Task to complete:
Please reproduce the records below verbatim, starting at their first line and ending with the line that contains "motto-word: 创新 bbox=[477, 557, 526, 574]", both included.

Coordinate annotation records
******************************
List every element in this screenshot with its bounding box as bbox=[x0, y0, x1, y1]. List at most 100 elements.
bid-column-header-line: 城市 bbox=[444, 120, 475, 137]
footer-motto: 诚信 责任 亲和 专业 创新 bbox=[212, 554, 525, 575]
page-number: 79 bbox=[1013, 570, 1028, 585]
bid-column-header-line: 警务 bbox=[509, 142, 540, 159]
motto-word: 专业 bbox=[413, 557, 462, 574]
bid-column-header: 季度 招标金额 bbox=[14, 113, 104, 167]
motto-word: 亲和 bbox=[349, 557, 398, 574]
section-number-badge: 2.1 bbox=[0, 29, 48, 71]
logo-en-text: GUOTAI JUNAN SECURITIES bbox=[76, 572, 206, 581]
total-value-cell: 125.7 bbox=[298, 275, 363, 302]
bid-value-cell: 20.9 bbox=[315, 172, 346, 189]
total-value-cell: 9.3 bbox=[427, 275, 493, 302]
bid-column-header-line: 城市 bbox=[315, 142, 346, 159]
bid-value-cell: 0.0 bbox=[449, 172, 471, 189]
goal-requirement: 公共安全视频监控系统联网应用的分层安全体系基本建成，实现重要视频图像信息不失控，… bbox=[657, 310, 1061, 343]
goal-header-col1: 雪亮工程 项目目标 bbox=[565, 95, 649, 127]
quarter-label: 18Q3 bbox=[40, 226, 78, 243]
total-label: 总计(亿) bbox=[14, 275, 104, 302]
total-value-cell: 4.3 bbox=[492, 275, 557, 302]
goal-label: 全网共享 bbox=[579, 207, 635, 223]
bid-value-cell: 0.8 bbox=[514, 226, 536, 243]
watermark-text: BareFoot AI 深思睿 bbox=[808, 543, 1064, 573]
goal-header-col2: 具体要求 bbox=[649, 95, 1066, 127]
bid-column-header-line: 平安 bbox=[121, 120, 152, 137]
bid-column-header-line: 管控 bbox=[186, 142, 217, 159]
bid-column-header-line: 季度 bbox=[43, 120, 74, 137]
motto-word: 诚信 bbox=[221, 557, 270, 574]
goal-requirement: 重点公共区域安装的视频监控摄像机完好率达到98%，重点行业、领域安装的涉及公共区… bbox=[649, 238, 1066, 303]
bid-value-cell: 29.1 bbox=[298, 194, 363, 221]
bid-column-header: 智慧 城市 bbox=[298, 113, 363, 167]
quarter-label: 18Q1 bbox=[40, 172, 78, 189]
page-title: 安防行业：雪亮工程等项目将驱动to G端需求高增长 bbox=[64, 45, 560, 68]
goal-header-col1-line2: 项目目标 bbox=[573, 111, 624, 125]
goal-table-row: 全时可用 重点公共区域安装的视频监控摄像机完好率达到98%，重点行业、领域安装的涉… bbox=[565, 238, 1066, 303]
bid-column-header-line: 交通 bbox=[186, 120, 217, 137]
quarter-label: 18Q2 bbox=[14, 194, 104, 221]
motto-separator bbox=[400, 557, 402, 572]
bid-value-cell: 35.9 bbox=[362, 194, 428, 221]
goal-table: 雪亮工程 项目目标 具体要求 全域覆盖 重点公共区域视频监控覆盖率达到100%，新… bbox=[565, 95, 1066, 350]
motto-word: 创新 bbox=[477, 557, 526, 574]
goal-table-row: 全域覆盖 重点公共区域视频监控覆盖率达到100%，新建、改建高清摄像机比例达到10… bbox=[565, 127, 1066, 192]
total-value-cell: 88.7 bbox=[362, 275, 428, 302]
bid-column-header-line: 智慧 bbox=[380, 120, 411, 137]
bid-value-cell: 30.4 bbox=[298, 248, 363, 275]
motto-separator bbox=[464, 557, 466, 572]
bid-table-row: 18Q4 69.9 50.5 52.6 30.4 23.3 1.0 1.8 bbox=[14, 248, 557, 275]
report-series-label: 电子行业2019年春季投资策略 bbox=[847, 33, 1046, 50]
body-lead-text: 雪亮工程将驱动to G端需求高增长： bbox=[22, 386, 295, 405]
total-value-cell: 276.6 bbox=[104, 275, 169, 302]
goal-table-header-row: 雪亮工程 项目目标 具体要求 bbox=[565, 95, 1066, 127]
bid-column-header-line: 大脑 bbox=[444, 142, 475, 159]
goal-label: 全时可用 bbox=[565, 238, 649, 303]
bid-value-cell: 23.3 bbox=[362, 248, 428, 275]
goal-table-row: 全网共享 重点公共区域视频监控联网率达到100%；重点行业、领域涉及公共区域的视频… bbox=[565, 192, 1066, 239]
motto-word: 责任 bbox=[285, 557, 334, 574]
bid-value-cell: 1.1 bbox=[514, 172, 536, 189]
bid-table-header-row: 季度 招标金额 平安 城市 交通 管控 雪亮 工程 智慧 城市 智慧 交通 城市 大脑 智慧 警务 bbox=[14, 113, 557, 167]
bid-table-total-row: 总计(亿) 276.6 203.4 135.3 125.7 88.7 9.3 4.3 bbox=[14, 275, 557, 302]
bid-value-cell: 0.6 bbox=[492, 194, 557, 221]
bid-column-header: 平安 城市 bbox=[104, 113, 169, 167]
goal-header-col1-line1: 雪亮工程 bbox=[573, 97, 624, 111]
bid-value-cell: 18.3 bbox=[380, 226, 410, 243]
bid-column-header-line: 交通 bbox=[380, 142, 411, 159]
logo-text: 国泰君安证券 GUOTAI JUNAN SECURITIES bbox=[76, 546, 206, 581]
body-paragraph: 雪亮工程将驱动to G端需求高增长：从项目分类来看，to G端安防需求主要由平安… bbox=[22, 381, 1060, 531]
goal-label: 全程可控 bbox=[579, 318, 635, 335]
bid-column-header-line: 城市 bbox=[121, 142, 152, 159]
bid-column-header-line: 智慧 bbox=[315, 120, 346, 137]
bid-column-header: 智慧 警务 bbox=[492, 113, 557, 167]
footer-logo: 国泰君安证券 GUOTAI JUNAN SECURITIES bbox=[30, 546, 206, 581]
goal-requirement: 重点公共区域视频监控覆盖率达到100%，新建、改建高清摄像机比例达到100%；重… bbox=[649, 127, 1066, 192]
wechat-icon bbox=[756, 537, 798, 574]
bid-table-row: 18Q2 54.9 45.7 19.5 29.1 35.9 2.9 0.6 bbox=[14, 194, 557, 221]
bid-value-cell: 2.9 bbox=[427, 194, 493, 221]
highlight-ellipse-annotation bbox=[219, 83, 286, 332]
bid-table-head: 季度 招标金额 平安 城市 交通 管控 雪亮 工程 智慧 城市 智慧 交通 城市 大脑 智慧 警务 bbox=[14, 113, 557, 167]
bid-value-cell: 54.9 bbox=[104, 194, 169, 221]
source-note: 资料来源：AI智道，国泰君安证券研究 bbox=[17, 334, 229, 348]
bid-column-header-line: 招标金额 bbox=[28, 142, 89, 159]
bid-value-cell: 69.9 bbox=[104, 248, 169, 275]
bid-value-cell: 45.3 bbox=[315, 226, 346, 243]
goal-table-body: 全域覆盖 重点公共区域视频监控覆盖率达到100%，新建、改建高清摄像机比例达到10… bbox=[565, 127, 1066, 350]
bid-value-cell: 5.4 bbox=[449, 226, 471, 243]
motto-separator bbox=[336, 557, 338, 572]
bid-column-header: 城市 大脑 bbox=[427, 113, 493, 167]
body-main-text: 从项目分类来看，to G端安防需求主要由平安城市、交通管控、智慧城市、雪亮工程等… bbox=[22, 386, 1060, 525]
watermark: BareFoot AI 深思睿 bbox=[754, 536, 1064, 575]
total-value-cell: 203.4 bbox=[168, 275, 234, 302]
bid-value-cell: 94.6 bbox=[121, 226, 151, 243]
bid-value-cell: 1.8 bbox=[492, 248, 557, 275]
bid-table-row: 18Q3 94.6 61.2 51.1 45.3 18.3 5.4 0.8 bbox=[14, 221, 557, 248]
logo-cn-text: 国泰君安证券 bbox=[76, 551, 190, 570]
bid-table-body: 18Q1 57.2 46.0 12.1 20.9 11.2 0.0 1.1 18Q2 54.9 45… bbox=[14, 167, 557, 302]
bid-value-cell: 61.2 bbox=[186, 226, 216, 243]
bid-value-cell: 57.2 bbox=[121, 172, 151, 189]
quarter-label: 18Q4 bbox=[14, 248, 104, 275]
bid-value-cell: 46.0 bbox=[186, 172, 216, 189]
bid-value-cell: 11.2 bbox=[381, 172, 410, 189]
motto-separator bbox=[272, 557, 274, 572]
******************************
The output:
List every element in this screenshot with its bounding box as bbox=[x0, y0, x1, y1]. List at most 100 elements.
bid-column-header-line: 城市 bbox=[444, 120, 475, 137]
footer-motto: 诚信 责任 亲和 专业 创新 bbox=[212, 554, 525, 575]
page-number: 79 bbox=[1013, 570, 1028, 585]
bid-column-header-line: 警务 bbox=[509, 142, 540, 159]
motto-word: 专业 bbox=[413, 557, 462, 574]
bid-column-header: 季度 招标金额 bbox=[14, 113, 104, 167]
motto-word: 亲和 bbox=[349, 557, 398, 574]
section-number-badge: 2.1 bbox=[0, 29, 48, 71]
logo-en-text: GUOTAI JUNAN SECURITIES bbox=[76, 572, 206, 581]
total-value-cell: 125.7 bbox=[298, 275, 363, 302]
bid-value-cell: 20.9 bbox=[315, 172, 346, 189]
total-value-cell: 9.3 bbox=[427, 275, 493, 302]
bid-column-header-line: 城市 bbox=[315, 142, 346, 159]
bid-value-cell: 0.0 bbox=[449, 172, 471, 189]
goal-requirement: 公共安全视频监控系统联网应用的分层安全体系基本建成，实现重要视频图像信息不失控，… bbox=[657, 310, 1061, 343]
goal-header-col1: 雪亮工程 项目目标 bbox=[565, 95, 649, 127]
quarter-label: 18Q3 bbox=[40, 226, 78, 243]
total-label: 总计(亿) bbox=[14, 275, 104, 302]
total-value-cell: 4.3 bbox=[492, 275, 557, 302]
goal-label: 全网共享 bbox=[579, 207, 635, 223]
bid-value-cell: 0.8 bbox=[514, 226, 536, 243]
watermark-text: BareFoot AI 深思睿 bbox=[808, 543, 1064, 573]
goal-header-col2: 具体要求 bbox=[649, 95, 1066, 127]
bid-column-header-line: 平安 bbox=[121, 120, 152, 137]
bid-column-header-line: 管控 bbox=[186, 142, 217, 159]
bid-column-header-line: 季度 bbox=[43, 120, 74, 137]
motto-word: 诚信 bbox=[221, 557, 270, 574]
goal-requirement: 重点公共区域安装的视频监控摄像机完好率达到98%，重点行业、领域安装的涉及公共区… bbox=[649, 238, 1066, 303]
bid-value-cell: 29.1 bbox=[298, 194, 363, 221]
bid-column-header: 智慧 城市 bbox=[298, 113, 363, 167]
quarter-label: 18Q1 bbox=[40, 172, 78, 189]
page-title: 安防行业：雪亮工程等项目将驱动to G端需求高增长 bbox=[64, 45, 560, 68]
goal-header-col1-line2: 项目目标 bbox=[573, 111, 624, 125]
goal-table-row: 全时可用 重点公共区域安装的视频监控摄像机完好率达到98%，重点行业、领域安装的涉… bbox=[565, 238, 1066, 303]
bid-column-header-line: 交通 bbox=[186, 120, 217, 137]
quarter-label: 18Q2 bbox=[14, 194, 104, 221]
motto-separator bbox=[400, 557, 402, 572]
bid-value-cell: 35.9 bbox=[362, 194, 428, 221]
goal-table: 雪亮工程 项目目标 具体要求 全域覆盖 重点公共区域视频监控覆盖率达到100%，新… bbox=[565, 95, 1066, 350]
motto-word: 创新 bbox=[477, 557, 526, 574]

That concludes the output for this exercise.